■ **Exercise**
Count the lines in the entries below that include the word "icon". Give nothing but the number.

Stored data
## Begin

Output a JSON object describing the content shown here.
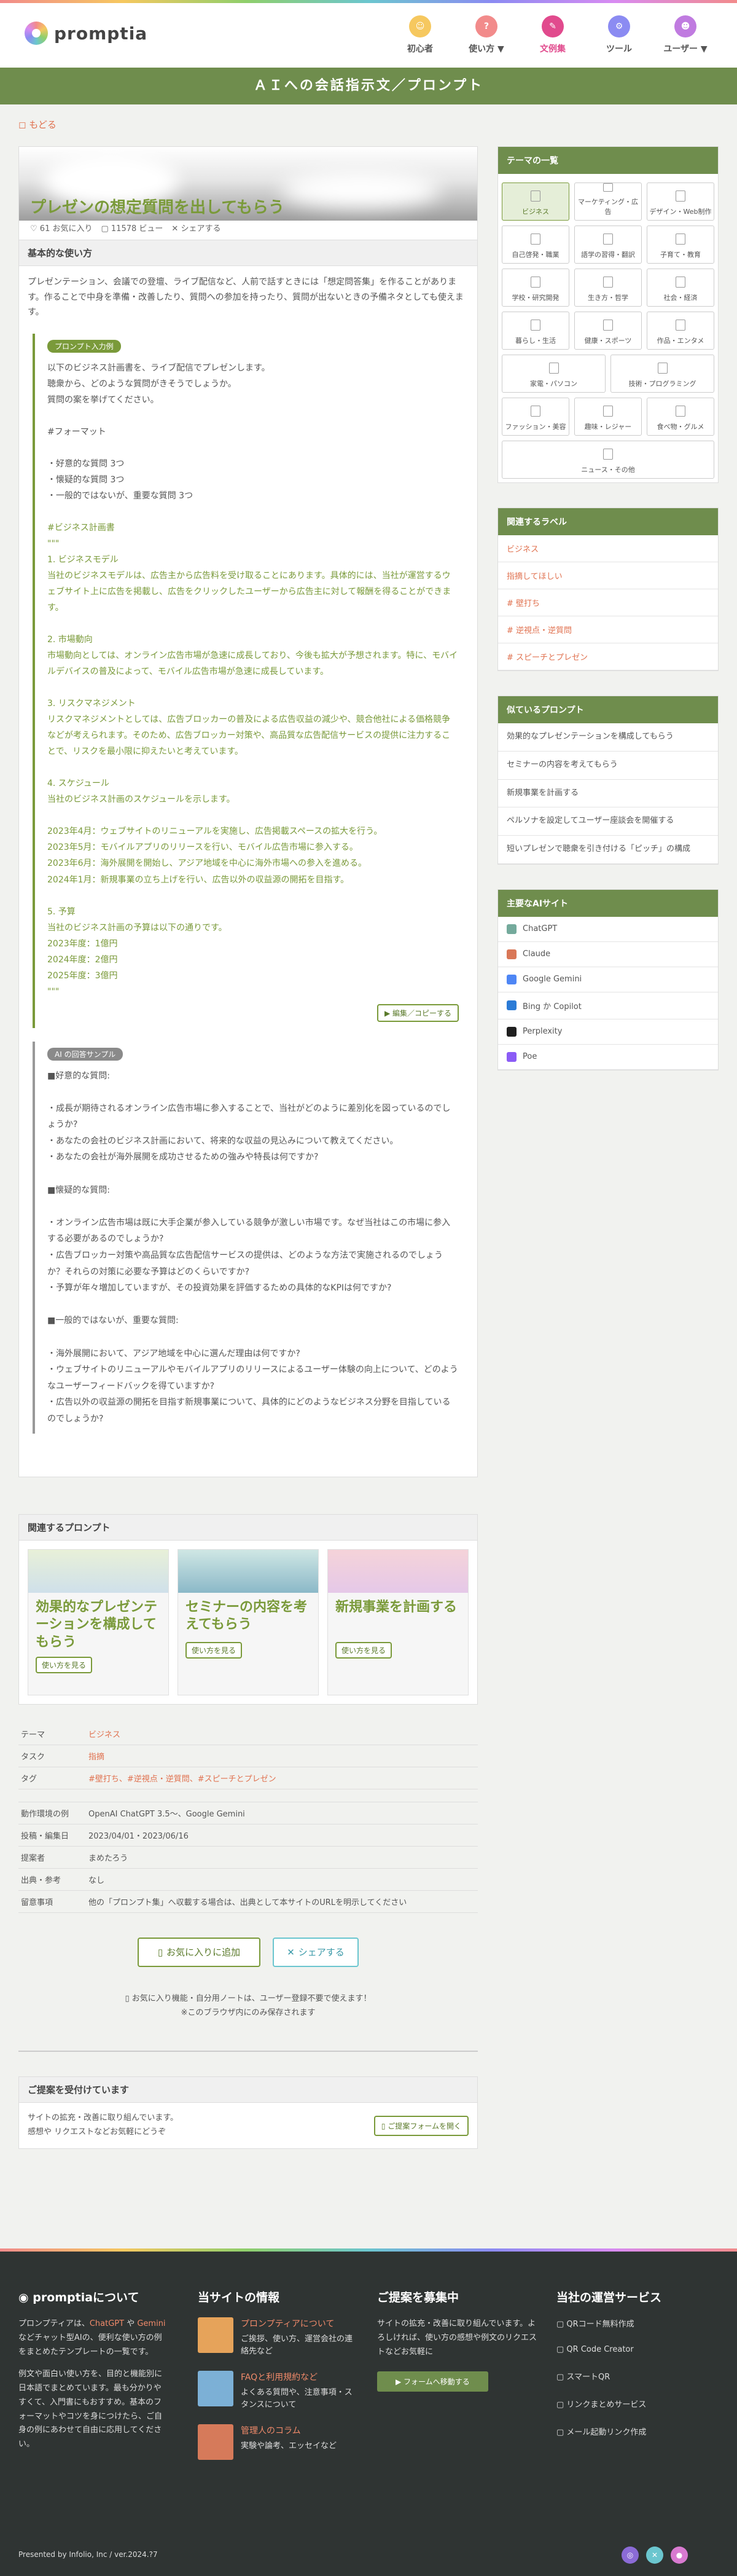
{
  "header": {
    "logo": "promptia",
    "nav": [
      {
        "label": "初心者",
        "color": "#f6c85f",
        "icon": "beginner-icon",
        "glyph": "☺"
      },
      {
        "label": "使い方 ▼",
        "color": "#f28b8b",
        "icon": "howto-icon",
        "glyph": "?"
      },
      {
        "label": "文例集",
        "color": "#e14a8d",
        "icon": "examples-icon",
        "glyph": "✎",
        "active": true
      },
      {
        "label": "ツール",
        "color": "#8b8bf2",
        "icon": "tool-icon",
        "glyph": "⚙"
      },
      {
        "label": "ユーザー ▼",
        "color": "#c07be0",
        "icon": "user-icon",
        "glyph": "☻"
      }
    ]
  },
  "title_bar": "ＡＩへの会話指示文／プロンプト",
  "back": "もどる",
  "hero": {
    "title": "プレゼンの想定質問を出してもらう",
    "favorites": "61 お気に入り",
    "views": "11578 ビュー",
    "share": "シェアする"
  },
  "usage": {
    "heading": "基本的な使い方",
    "body": "プレゼンテーション、会議での登壇、ライブ配信など、人前で話すときには「想定問答集」を作ることがあります。作ることで中身を準備・改善したり、質問への参加を持ったり、質問が出ないときの予備ネタとしても使えます。",
    "prompt_badge": "プロンプト入力例",
    "prompt_intro": "以下のビジネス計画書を、ライブ配信でプレゼンします。\n聴衆から、どのような質問がきそうでしょうか。\n質問の案を挙げてください。\n\n#フォーマット\n\n・好意的な質問 3つ\n・懐疑的な質問 3つ\n・一般的ではないが、重要な質問 3つ\n",
    "prompt_plan": "\n#ビジネス計画書\n\"\"\"\n1. ビジネスモデル\n当社のビジネスモデルは、広告主から広告料を受け取ることにあります。具体的には、当社が運営するウェブサイト上に広告を掲載し、広告をクリックしたユーザーから広告主に対して報酬を得ることができます。\n\n2. 市場動向\n市場動向としては、オンライン広告市場が急速に成長しており、今後も拡大が予想されます。特に、モバイルデバイスの普及によって、モバイル広告市場が急速に成長しています。\n\n3. リスクマネジメント\nリスクマネジメントとしては、広告ブロッカーの普及による広告収益の減少や、競合他社による価格競争などが考えられます。そのため、広告ブロッカー対策や、高品質な広告配信サービスの提供に注力することで、リスクを最小限に抑えたいと考えています。\n\n4. スケジュール\n当社のビジネス計画のスケジュールを示します。\n\n2023年4月：ウェブサイトのリニューアルを実施し、広告掲載スペースの拡大を行う。\n2023年5月：モバイルアプリのリリースを行い、モバイル広告市場に参入する。\n2023年6月：海外展開を開始し、アジア地域を中心に海外市場への参入を進める。\n2024年1月：新規事業の立ち上げを行い、広告以外の収益源の開拓を目指す。\n\n5. 予算\n当社のビジネス計画の予算は以下の通りです。\n2023年度：1億円\n2024年度：2億円\n2025年度：3億円\n\"\"\"",
    "edit_button": "編集／コピーする",
    "sample_badge": "AI の回答サンプル",
    "sample_text": "■好意的な質問:\n\n・成長が期待されるオンライン広告市場に参入することで、当社がどのように差別化を図っているのでしょうか?\n・あなたの会社のビジネス計画において、将来的な収益の見込みについて教えてください。\n・あなたの会社が海外展開を成功させるための強みや特長は何ですか?\n\n■懐疑的な質問:\n\n・オンライン広告市場は既に大手企業が参入している競争が激しい市場です。なぜ当社はこの市場に参入する必要があるのでしょうか?\n・広告ブロッカー対策や高品質な広告配信サービスの提供は、どのような方法で実施されるのでしょうか？それらの対策に必要な予算はどのくらいですか?\n・予算が年々増加していますが、その投資効果を評価するための具体的なKPIは何ですか?\n\n■一般的ではないが、重要な質問:\n\n・海外展開において、アジア地域を中心に選んだ理由は何ですか?\n・ウェブサイトのリニューアルやモバイルアプリのリリースによるユーザー体験の向上について、どのようなユーザーフィードバックを得ていますか?\n・広告以外の収益源の開拓を目指す新規事業について、具体的にどのようなビジネス分野を目指しているのでしょうか?"
  },
  "related": {
    "heading": "関連するプロンプト",
    "cards": [
      {
        "title": "効果的なプレゼンテーションを構成してもらう",
        "button": "使い方を見る"
      },
      {
        "title": "セミナーの内容を考えてもらう",
        "button": "使い方を見る"
      },
      {
        "title": "新規事業を計画する",
        "button": "使い方を見る"
      }
    ]
  },
  "info": {
    "theme_k": "テーマ",
    "theme_v": "ビジネス",
    "task_k": "タスク",
    "task_v": "指摘",
    "tag_k": "タグ",
    "tag_v": "#壁打ち、#逆視点・逆質問、#スピーチとプレゼン",
    "env_k": "動作環境の例",
    "env_v": "OpenAI ChatGPT 3.5～、Google Gemini",
    "date_k": "投稿・編集日",
    "date_v": "2023/04/01・2023/06/16",
    "author_k": "提案者",
    "author_v": "まめたろう",
    "source_k": "出典・参考",
    "source_v": "なし",
    "notes_k": "留意事項",
    "notes_v": "他の「プロンプト集」へ収載する場合は、出典として本サイトのURLを明示してください"
  },
  "actions": {
    "favorite": "お気に入りに追加",
    "share": "シェアする"
  },
  "note": {
    "line1": "お気に入り機能・自分用ノートは、ユーザー登録不要で使えます！",
    "line2": "※このブラウザ内にのみ保存されます"
  },
  "proposal": {
    "heading": "ご提案を受付けています",
    "body": "サイトの拡充・改善に取り組んでいます。\n感想や リクエストなどお気軽にどうぞ",
    "button": "ご提案フォームを開く"
  },
  "sidebar": {
    "themes_heading": "テーマの一覧",
    "themes": [
      {
        "label": "ビジネス",
        "span": "s3",
        "active": true
      },
      {
        "label": "マーケティング・広告",
        "span": "s3"
      },
      {
        "label": "デザイン・Web制作",
        "span": "s3"
      },
      {
        "label": "自己啓発・職業",
        "span": "s3"
      },
      {
        "label": "語学の習得・翻訳",
        "span": "s3"
      },
      {
        "label": "子育て・教育",
        "span": "s3"
      },
      {
        "label": "学校・研究開発",
        "span": "s3"
      },
      {
        "label": "生き方・哲学",
        "span": "s3"
      },
      {
        "label": "社会・経済",
        "span": "s3"
      },
      {
        "label": "暮らし・生活",
        "span": "s3"
      },
      {
        "label": "健康・スポーツ",
        "span": "s3"
      },
      {
        "label": "作品・エンタメ",
        "span": "s3"
      },
      {
        "label": "家電・パソコン",
        "span": "s2"
      },
      {
        "label": "技術・プログラミング",
        "span": "s2"
      },
      {
        "label": "ファッション・美容",
        "span": "s3"
      },
      {
        "label": "趣味・レジャー",
        "span": "s3"
      },
      {
        "label": "食べ物・グルメ",
        "span": "s3"
      },
      {
        "label": "ニュース・その他",
        "span": "s6"
      }
    ],
    "labels_heading": "関連するラベル",
    "labels": [
      "ビジネス",
      "指摘してほしい",
      "# 壁打ち",
      "# 逆視点・逆質問",
      "# スピーチとプレゼン"
    ],
    "similar_heading": "似ているプロンプト",
    "similar": [
      "効果的なプレゼンテーションを構成してもらう",
      "セミナーの内容を考えてもらう",
      "新規事業を計画する",
      "ペルソナを設定してユーザー座談会を開催する",
      "短いプレゼンで聴衆を引き付ける「ピッチ」の構成"
    ],
    "ai_heading": "主要なAIサイト",
    "ai": [
      {
        "label": "ChatGPT",
        "color": "#74aa9c"
      },
      {
        "label": "Claude",
        "color": "#d97757"
      },
      {
        "label": "Google Gemini",
        "color": "#4e86f5"
      },
      {
        "label": "Bing か Copilot",
        "color": "#2b7bd6"
      },
      {
        "label": "Perplexity",
        "color": "#1f1f1f"
      },
      {
        "label": "Poe",
        "color": "#8b5cf6"
      }
    ]
  },
  "footer": {
    "about_heading": "promptiaについて",
    "about_1": "プロンプティアは、",
    "about_chatgpt": "ChatGPT",
    "about_2": " や ",
    "about_gemini": "Gemini",
    "about_3": " などチャット型AIの、便利な使い方の例をまとめたテンプレートの一覧です。",
    "about_4": "例文や面白い使い方を、目的と機能別に日本語でまとめています。最も分かりやすくて、入門書にもおすすめ。基本のフォーマットやコツを身につけたら、ご自身の例にあわせて自由に応用してください。",
    "info_heading": "当サイトの情報",
    "info_items": [
      {
        "t1": "プロンプティアについて",
        "t2": "ご挨拶、使い方、運営会社の連絡先など",
        "color": "#e6a35a"
      },
      {
        "t1": "FAQと利用規約など",
        "t2": "よくある質問や、注意事項・スタンスについて",
        "color": "#7cb0d6"
      },
      {
        "t1": "管理人のコラム",
        "t2": "実験や論考、エッセイなど",
        "color": "#d67a5a"
      }
    ],
    "recruit_heading": "ご提案を募集中",
    "recruit_body": "サイトの拡充・改善に取り組んでいます。よろしければ、使い方の感想や例文のリクエストなどお気軽に",
    "recruit_button": "フォームへ移動する",
    "services_heading": "当社の運営サービス",
    "services": [
      "QRコード無料作成",
      "QR Code Creator",
      "スマートQR",
      "リンクまとめサービス",
      "メール起動リンク作成"
    ],
    "copyright": "Presented by Infolio, Inc / ver.2024.?7"
  }
}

## End

■ **Answer to the problem**
5